====== DATASET ROWS ======
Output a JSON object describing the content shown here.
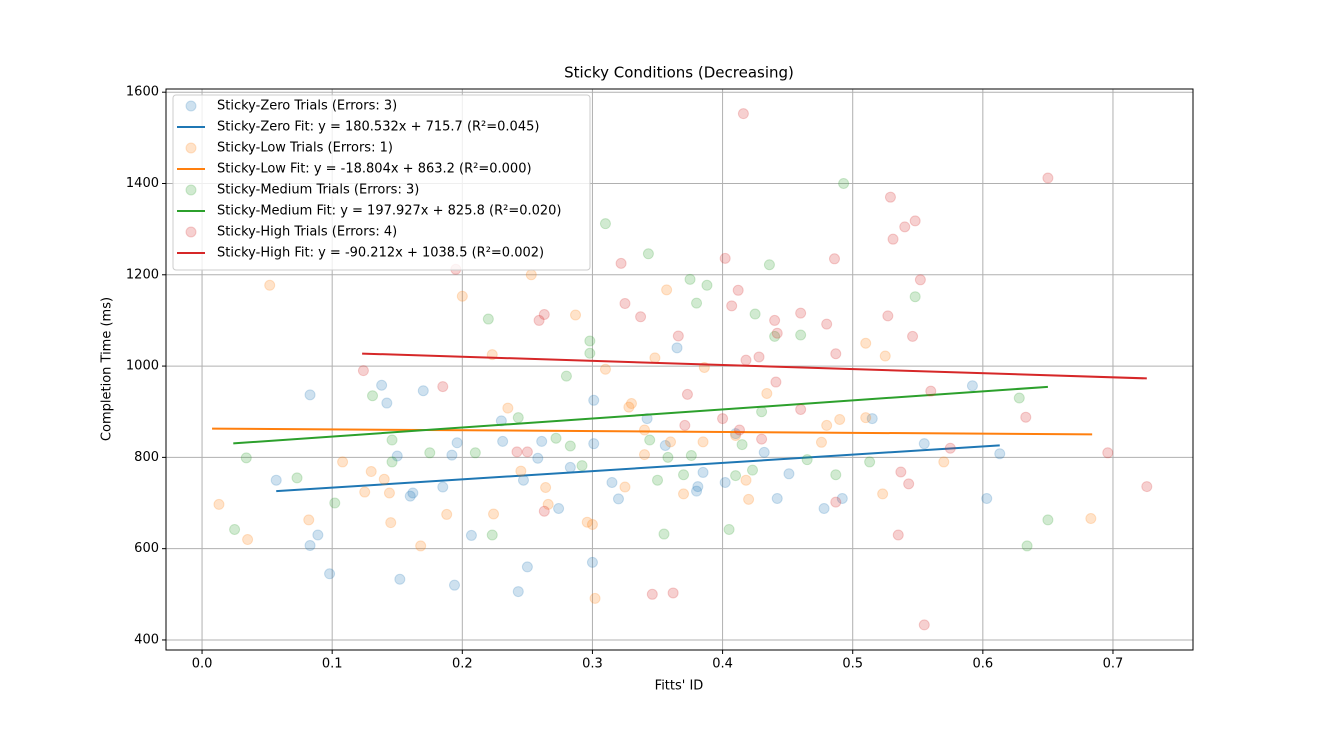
{
  "chart_data": {
    "type": "scatter",
    "title": "Sticky Conditions (Decreasing)",
    "x_label": "Fitts' ID",
    "y_label": "Completion Time (ms)",
    "xlim": [
      -0.0277,
      0.7615
    ],
    "ylim": [
      378,
      1607
    ],
    "xticks": [
      {
        "value": 0,
        "label": "0.0"
      },
      0.1,
      0.2,
      0.3,
      0.4,
      0.5,
      0.6,
      0.7
    ],
    "yticks": [
      400,
      600,
      800,
      1000,
      1200,
      1400,
      1600
    ],
    "grid": true,
    "legend": "upper left",
    "series": [
      {
        "name": "Sticky-Zero Trials (Errors: 3)",
        "type": "scatter",
        "color": "#1f77b4",
        "alpha": 0.22,
        "x": [
          0.057,
          0.083,
          0.083,
          0.089,
          0.098,
          0.138,
          0.142,
          0.15,
          0.152,
          0.16,
          0.162,
          0.17,
          0.185,
          0.192,
          0.194,
          0.196,
          0.207,
          0.23,
          0.231,
          0.243,
          0.247,
          0.25,
          0.258,
          0.261,
          0.274,
          0.283,
          0.3,
          0.301,
          0.301,
          0.315,
          0.32,
          0.342,
          0.356,
          0.365,
          0.38,
          0.381,
          0.385,
          0.402,
          0.41,
          0.432,
          0.442,
          0.451,
          0.478,
          0.492,
          0.515,
          0.555,
          0.592,
          0.603,
          0.613
        ],
        "values": [
          750,
          937,
          607,
          630,
          545,
          958,
          919,
          803,
          533,
          715,
          722,
          946,
          735,
          805,
          520,
          832,
          629,
          880,
          835,
          506,
          750,
          560,
          798,
          835,
          688,
          778,
          570,
          925,
          830,
          745,
          709,
          885,
          826,
          1040,
          726,
          736,
          767,
          745,
          852,
          811,
          710,
          764,
          688,
          710,
          885,
          830,
          957,
          710,
          808
        ]
      },
      {
        "name": "Sticky-Zero Fit: y = 180.532x + 715.7 (R²=0.045)",
        "type": "line",
        "color": "#1f77b4",
        "x": [
          0.057,
          0.613
        ],
        "values": [
          726.0,
          826.4
        ]
      },
      {
        "name": "Sticky-Low Trials (Errors: 1)",
        "type": "scatter",
        "color": "#ff7f0e",
        "alpha": 0.22,
        "x": [
          0.013,
          0.035,
          0.052,
          0.082,
          0.108,
          0.125,
          0.13,
          0.14,
          0.144,
          0.145,
          0.168,
          0.188,
          0.2,
          0.223,
          0.224,
          0.235,
          0.245,
          0.253,
          0.264,
          0.266,
          0.287,
          0.296,
          0.3,
          0.302,
          0.31,
          0.325,
          0.328,
          0.33,
          0.34,
          0.34,
          0.348,
          0.357,
          0.36,
          0.37,
          0.385,
          0.386,
          0.41,
          0.418,
          0.42,
          0.434,
          0.476,
          0.48,
          0.49,
          0.51,
          0.51,
          0.523,
          0.525,
          0.57,
          0.683
        ],
        "values": [
          697,
          620,
          1177,
          663,
          790,
          724,
          769,
          752,
          722,
          657,
          606,
          675,
          1153,
          1025,
          676,
          908,
          770,
          1200,
          734,
          697,
          1112,
          658,
          653,
          491,
          993,
          735,
          910,
          918,
          860,
          806,
          1018,
          1167,
          834,
          720,
          834,
          997,
          848,
          750,
          708,
          940,
          833,
          870,
          883,
          1050,
          887,
          720,
          1022,
          790,
          666
        ]
      },
      {
        "name": "Sticky-Low Fit: y = -18.804x + 863.2 (R²=0.000)",
        "type": "line",
        "color": "#ff7f0e",
        "x": [
          0.0077,
          0.684
        ],
        "values": [
          863.1,
          850.3
        ]
      },
      {
        "name": "Sticky-Medium Trials (Errors: 3)",
        "type": "scatter",
        "color": "#2ca02c",
        "alpha": 0.22,
        "x": [
          0.025,
          0.034,
          0.073,
          0.102,
          0.131,
          0.146,
          0.146,
          0.175,
          0.21,
          0.22,
          0.223,
          0.243,
          0.272,
          0.28,
          0.283,
          0.292,
          0.298,
          0.298,
          0.31,
          0.343,
          0.344,
          0.35,
          0.355,
          0.358,
          0.37,
          0.375,
          0.376,
          0.38,
          0.388,
          0.405,
          0.41,
          0.415,
          0.423,
          0.425,
          0.43,
          0.436,
          0.44,
          0.46,
          0.465,
          0.487,
          0.493,
          0.513,
          0.548,
          0.628,
          0.634,
          0.65
        ],
        "values": [
          642,
          799,
          755,
          700,
          935,
          790,
          838,
          810,
          810,
          1103,
          630,
          887,
          842,
          978,
          825,
          782,
          1055,
          1028,
          1312,
          1246,
          838,
          750,
          632,
          800,
          762,
          1190,
          804,
          1138,
          1177,
          642,
          760,
          828,
          772,
          1114,
          900,
          1222,
          1065,
          1068,
          795,
          762,
          1400,
          790,
          1152,
          930,
          606,
          663
        ]
      },
      {
        "name": "Sticky-Medium Fit: y = 197.927x + 825.8 (R²=0.020)",
        "type": "line",
        "color": "#2ca02c",
        "x": [
          0.024,
          0.65
        ],
        "values": [
          830.6,
          954.5
        ]
      },
      {
        "name": "Sticky-High Trials (Errors: 4)",
        "type": "scatter",
        "color": "#d62728",
        "alpha": 0.22,
        "x": [
          0.124,
          0.185,
          0.195,
          0.242,
          0.25,
          0.259,
          0.263,
          0.263,
          0.322,
          0.325,
          0.337,
          0.346,
          0.362,
          0.366,
          0.371,
          0.373,
          0.4,
          0.402,
          0.407,
          0.412,
          0.413,
          0.416,
          0.418,
          0.428,
          0.43,
          0.44,
          0.441,
          0.442,
          0.46,
          0.46,
          0.48,
          0.486,
          0.487,
          0.487,
          0.527,
          0.529,
          0.531,
          0.535,
          0.537,
          0.54,
          0.543,
          0.546,
          0.548,
          0.552,
          0.555,
          0.56,
          0.575,
          0.633,
          0.65,
          0.696,
          0.726
        ],
        "values": [
          990,
          955,
          1212,
          812,
          812,
          1100,
          1113,
          682,
          1225,
          1137,
          1108,
          500,
          503,
          1066,
          870,
          938,
          885,
          1236,
          1132,
          1166,
          860,
          1553,
          1013,
          1020,
          840,
          1100,
          965,
          1072,
          1116,
          905,
          1092,
          1235,
          1027,
          702,
          1110,
          1370,
          1278,
          630,
          768,
          1305,
          742,
          1065,
          1318,
          1189,
          433,
          945,
          820,
          888,
          1412,
          810,
          736
        ]
      },
      {
        "name": "Sticky-High Fit: y = -90.212x + 1038.5 (R²=0.002)",
        "type": "line",
        "color": "#d62728",
        "x": [
          0.123,
          0.726
        ],
        "values": [
          1027.4,
          973.0
        ]
      }
    ]
  }
}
======
[TASK STATEMENT]
Look through the entries and find each line that has the string "Sticky". Copy those lines.

[TASK OUTPUT]
    "title": "Sticky Conditions (Decreasing)",
        "name": "Sticky-Zero Trials (Errors: 3)",
        "name": "Sticky-Zero Fit: y = 180.532x + 715.7 (R²=0.045)",
        "name": "Sticky-Low Trials (Errors: 1)",
        "name": "Sticky-Low Fit: y = -18.804x + 863.2 (R²=0.000)",
        "name": "Sticky-Medium Trials (Errors: 3)",
        "name": "Sticky-Medium Fit: y = 197.927x + 825.8 (R²=0.020)",
        "name": "Sticky-High Trials (Errors: 4)",
        "name": "Sticky-High Fit: y = -90.212x + 1038.5 (R²=0.002)",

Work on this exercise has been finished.